→ THE PROBLEM:
Omit all images, then return the remaining material exactly as it stands.

___ INFORMATION SHOWN ___

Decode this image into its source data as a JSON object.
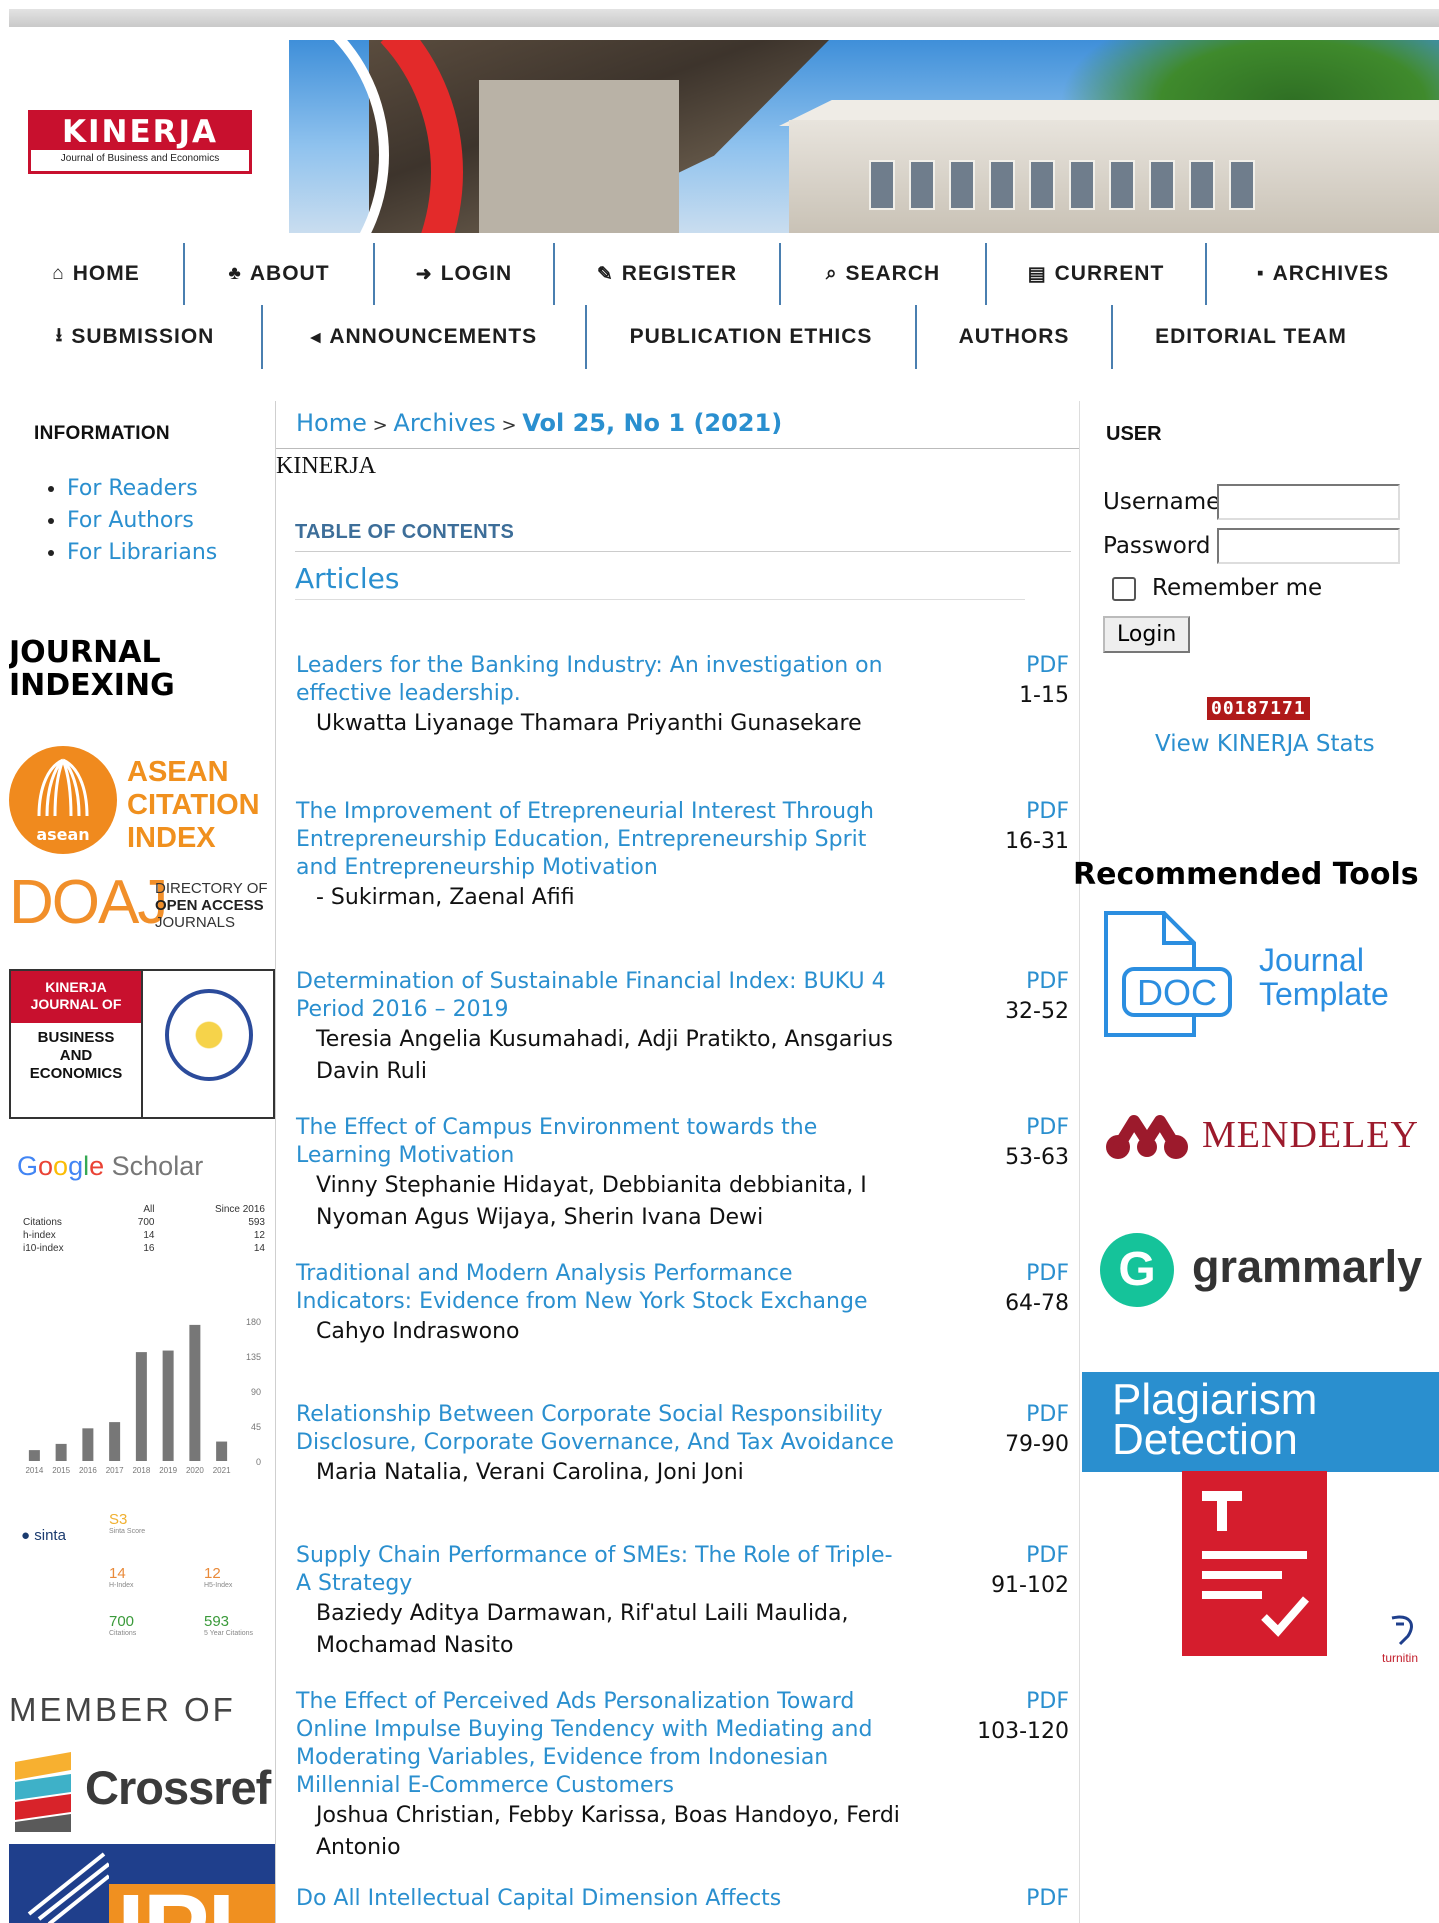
{
  "logo": {
    "title": "KINERJA",
    "subtitle": "Journal of Business and Economics"
  },
  "nav": {
    "row1": [
      {
        "icon": "⌂",
        "label": "HOME"
      },
      {
        "icon": "♣",
        "label": "ABOUT"
      },
      {
        "icon": "➜",
        "label": "LOGIN"
      },
      {
        "icon": "✎",
        "label": "REGISTER"
      },
      {
        "icon": "⌕",
        "label": "SEARCH"
      },
      {
        "icon": "▤",
        "label": "CURRENT"
      },
      {
        "icon": "▪",
        "label": "ARCHIVES"
      }
    ],
    "row2": [
      {
        "icon": "⭳",
        "label": "SUBMISSION"
      },
      {
        "icon": "◂",
        "label": "ANNOUNCEMENTS"
      },
      {
        "icon": "",
        "label": "PUBLICATION ETHICS"
      },
      {
        "icon": "",
        "label": "AUTHORS"
      },
      {
        "icon": "",
        "label": "EDITORIAL TEAM"
      }
    ]
  },
  "left": {
    "info_title": "INFORMATION",
    "info_links": [
      "For Readers",
      "For Authors",
      "For Librarians"
    ],
    "indexing_title_1": "JOURNAL",
    "indexing_title_2": "INDEXING",
    "asean": {
      "badge": "asean",
      "line1": "ASEAN",
      "line2": "CITATION",
      "line3": "INDEX"
    },
    "doaj": {
      "big": "DOAJ",
      "line1": "DIRECTORY OF",
      "line2": "OPEN ACCESS",
      "line3": "JOURNALS"
    },
    "kinerja_box": {
      "top1": "KINERJA",
      "top2": "JOURNAL OF",
      "b1": "BUSINESS",
      "b2": "AND",
      "b3": "ECONOMICS"
    },
    "scholar": {
      "brand_letters": [
        "G",
        "o",
        "o",
        "g",
        "l",
        "e"
      ],
      "brand_tail": "Scholar",
      "headers": [
        "",
        "All",
        "Since 2016"
      ],
      "rows": [
        {
          "label": "Citations",
          "all": "700",
          "since": "593"
        },
        {
          "label": "h-index",
          "all": "14",
          "since": "12"
        },
        {
          "label": "i10-index",
          "all": "16",
          "since": "14"
        }
      ]
    },
    "sinta": {
      "logo": "sinta",
      "score": "S3",
      "score_label": "Sinta Score",
      "hindex": "14",
      "hindex_label": "H-Index",
      "h5": "12",
      "h5_label": "H5-Index",
      "cites": "700",
      "cites_label": "Citations",
      "cites5": "593",
      "cites5_label": "5 Year Citations"
    },
    "member_of": "MEMBER OF",
    "crossref": "Crossref",
    "ipi": "IPI"
  },
  "chart_data": {
    "type": "bar",
    "categories": [
      "2014",
      "2015",
      "2016",
      "2017",
      "2018",
      "2019",
      "2020",
      "2021"
    ],
    "values": [
      14,
      22,
      42,
      50,
      140,
      142,
      175,
      25
    ],
    "ylim": [
      0,
      180
    ],
    "yticks": [
      0,
      45,
      90,
      135,
      180
    ],
    "color": "#777777"
  },
  "main": {
    "breadcrumb": {
      "home": "Home",
      "sep1": " > ",
      "archives": "Archives",
      "sep2": " > ",
      "current": "Vol 25, No 1 (2021)"
    },
    "journal_name": "KINERJA",
    "toc_title": "TABLE OF CONTENTS",
    "section": "Articles",
    "articles": [
      {
        "title": "Leaders for the Banking Industry: An investigation on effective leadership.",
        "authors": "Ukwatta Liyanage Thamara Priyanthi Gunasekare",
        "pdf": "PDF",
        "pages": "1-15"
      },
      {
        "title": "The Improvement of Etrepreneurial Interest Through Entrepreneurship Education, Entrepreneurship Sprit and Entrepreneurship Motivation",
        "authors": "- Sukirman, Zaenal Afifi",
        "pdf": "PDF",
        "pages": "16-31"
      },
      {
        "title": "Determination of Sustainable Financial Index: BUKU 4 Period 2016 – 2019",
        "authors": "Teresia Angelia Kusumahadi, Adji Pratikto, Ansgarius Davin Ruli",
        "pdf": "PDF",
        "pages": "32-52"
      },
      {
        "title": "The Effect of Campus Environment towards the Learning Motivation",
        "authors": "Vinny Stephanie Hidayat, Debbianita debbianita, I Nyoman Agus Wijaya, Sherin Ivana Dewi",
        "pdf": "PDF",
        "pages": "53-63"
      },
      {
        "title": "Traditional and Modern Analysis Performance Indicators: Evidence from New York Stock Exchange",
        "authors": "Cahyo Indraswono",
        "pdf": "PDF",
        "pages": "64-78"
      },
      {
        "title": "Relationship Between Corporate Social Responsibility Disclosure, Corporate Governance, And Tax Avoidance",
        "authors": "Maria Natalia, Verani Carolina, Joni Joni",
        "pdf": "PDF",
        "pages": "79-90"
      },
      {
        "title": "Supply Chain Performance of SMEs: The Role of Triple-A Strategy",
        "authors": "Baziedy Aditya Darmawan, Rif'atul Laili Maulida, Mochamad Nasito",
        "pdf": "PDF",
        "pages": "91-102"
      },
      {
        "title": "The Effect of Perceived Ads Personalization Toward Online Impulse Buying Tendency with Mediating and Moderating Variables, Evidence from Indonesian Millennial E-Commerce Customers",
        "authors": "Joshua Christian, Febby Karissa, Boas Handoyo, Ferdi Antonio",
        "pdf": "PDF",
        "pages": "103-120"
      },
      {
        "title": "Do All Intellectual Capital Dimension Affects",
        "authors": "",
        "pdf": "PDF",
        "pages": ""
      }
    ]
  },
  "right": {
    "user_title": "USER",
    "username_label": "Username",
    "password_label": "Password",
    "remember_label": "Remember me",
    "login_label": "Login",
    "counter": "00187171",
    "stats_link": "View KINERJA Stats",
    "tools_title": "Recommended Tools",
    "doc_label": "DOC",
    "jt_line1": "Journal",
    "jt_line2": "Template",
    "mendeley": "MENDELEY",
    "grammarly_g": "G",
    "grammarly": "grammarly",
    "plag_line1": "Plagiarism",
    "plag_line2": "Detection",
    "turnitin": "turnitin"
  }
}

___

→ CORRECT ANSWER:
Decode this image into its source data as a JSON object.
{
  "logo": {
    "title": "KINERJA",
    "subtitle": "Journal of Business and Economics"
  },
  "nav": {
    "row1": [
      {
        "icon": "⌂",
        "label": "HOME"
      },
      {
        "icon": "♣",
        "label": "ABOUT"
      },
      {
        "icon": "➜",
        "label": "LOGIN"
      },
      {
        "icon": "✎",
        "label": "REGISTER"
      },
      {
        "icon": "⌕",
        "label": "SEARCH"
      },
      {
        "icon": "▤",
        "label": "CURRENT"
      },
      {
        "icon": "▪",
        "label": "ARCHIVES"
      }
    ],
    "row2": [
      {
        "icon": "⭳",
        "label": "SUBMISSION"
      },
      {
        "icon": "◂",
        "label": "ANNOUNCEMENTS"
      },
      {
        "icon": "",
        "label": "PUBLICATION ETHICS"
      },
      {
        "icon": "",
        "label": "AUTHORS"
      },
      {
        "icon": "",
        "label": "EDITORIAL TEAM"
      }
    ]
  },
  "left": {
    "info_title": "INFORMATION",
    "info_links": [
      "For Readers",
      "For Authors",
      "For Librarians"
    ],
    "indexing_title_1": "JOURNAL",
    "indexing_title_2": "INDEXING",
    "asean": {
      "badge": "asean",
      "line1": "ASEAN",
      "line2": "CITATION",
      "line3": "INDEX"
    },
    "doaj": {
      "big": "DOAJ",
      "line1": "DIRECTORY OF",
      "line2": "OPEN ACCESS",
      "line3": "JOURNALS"
    },
    "kinerja_box": {
      "top1": "KINERJA",
      "top2": "JOURNAL OF",
      "b1": "BUSINESS",
      "b2": "AND",
      "b3": "ECONOMICS"
    },
    "scholar": {
      "brand_letters": [
        "G",
        "o",
        "o",
        "g",
        "l",
        "e"
      ],
      "brand_tail": "Scholar",
      "headers": [
        "",
        "All",
        "Since 2016"
      ],
      "rows": [
        {
          "label": "Citations",
          "all": "700",
          "since": "593"
        },
        {
          "label": "h-index",
          "all": "14",
          "since": "12"
        },
        {
          "label": "i10-index",
          "all": "16",
          "since": "14"
        }
      ]
    },
    "sinta": {
      "logo": "sinta",
      "score": "S3",
      "score_label": "Sinta Score",
      "hindex": "14",
      "hindex_label": "H-Index",
      "h5": "12",
      "h5_label": "H5-Index",
      "cites": "700",
      "cites_label": "Citations",
      "cites5": "593",
      "cites5_label": "5 Year Citations"
    },
    "member_of": "MEMBER OF",
    "crossref": "Crossref",
    "ipi": "IPI"
  },
  "chart_data": {
    "type": "bar",
    "categories": [
      "2014",
      "2015",
      "2016",
      "2017",
      "2018",
      "2019",
      "2020",
      "2021"
    ],
    "values": [
      14,
      22,
      42,
      50,
      140,
      142,
      175,
      25
    ],
    "ylim": [
      0,
      180
    ],
    "yticks": [
      0,
      45,
      90,
      135,
      180
    ],
    "color": "#777777"
  },
  "main": {
    "breadcrumb": {
      "home": "Home",
      "sep1": " > ",
      "archives": "Archives",
      "sep2": " > ",
      "current": "Vol 25, No 1 (2021)"
    },
    "journal_name": "KINERJA",
    "toc_title": "TABLE OF CONTENTS",
    "section": "Articles",
    "articles": [
      {
        "title": "Leaders for the Banking Industry: An investigation on effective leadership.",
        "authors": "Ukwatta Liyanage Thamara Priyanthi Gunasekare",
        "pdf": "PDF",
        "pages": "1-15"
      },
      {
        "title": "The Improvement of Etrepreneurial Interest Through Entrepreneurship Education, Entrepreneurship Sprit and Entrepreneurship Motivation",
        "authors": "- Sukirman, Zaenal Afifi",
        "pdf": "PDF",
        "pages": "16-31"
      },
      {
        "title": "Determination of Sustainable Financial Index: BUKU 4 Period 2016 – 2019",
        "authors": "Teresia Angelia Kusumahadi, Adji Pratikto, Ansgarius Davin Ruli",
        "pdf": "PDF",
        "pages": "32-52"
      },
      {
        "title": "The Effect of Campus Environment towards the Learning Motivation",
        "authors": "Vinny Stephanie Hidayat, Debbianita debbianita, I Nyoman Agus Wijaya, Sherin Ivana Dewi",
        "pdf": "PDF",
        "pages": "53-63"
      },
      {
        "title": "Traditional and Modern Analysis Performance Indicators: Evidence from New York Stock Exchange",
        "authors": "Cahyo Indraswono",
        "pdf": "PDF",
        "pages": "64-78"
      },
      {
        "title": "Relationship Between Corporate Social Responsibility Disclosure, Corporate Governance, And Tax Avoidance",
        "authors": "Maria Natalia, Verani Carolina, Joni Joni",
        "pdf": "PDF",
        "pages": "79-90"
      },
      {
        "title": "Supply Chain Performance of SMEs: The Role of Triple-A Strategy",
        "authors": "Baziedy Aditya Darmawan, Rif'atul Laili Maulida, Mochamad Nasito",
        "pdf": "PDF",
        "pages": "91-102"
      },
      {
        "title": "The Effect of Perceived Ads Personalization Toward Online Impulse Buying Tendency with Mediating and Moderating Variables, Evidence from Indonesian Millennial E-Commerce Customers",
        "authors": "Joshua Christian, Febby Karissa, Boas Handoyo, Ferdi Antonio",
        "pdf": "PDF",
        "pages": "103-120"
      },
      {
        "title": "Do All Intellectual Capital Dimension Affects",
        "authors": "",
        "pdf": "PDF",
        "pages": ""
      }
    ]
  },
  "right": {
    "user_title": "USER",
    "username_label": "Username",
    "password_label": "Password",
    "remember_label": "Remember me",
    "login_label": "Login",
    "counter": "00187171",
    "stats_link": "View KINERJA Stats",
    "tools_title": "Recommended Tools",
    "doc_label": "DOC",
    "jt_line1": "Journal",
    "jt_line2": "Template",
    "mendeley": "MENDELEY",
    "grammarly_g": "G",
    "grammarly": "grammarly",
    "plag_line1": "Plagiarism",
    "plag_line2": "Detection",
    "turnitin": "turnitin"
  }
}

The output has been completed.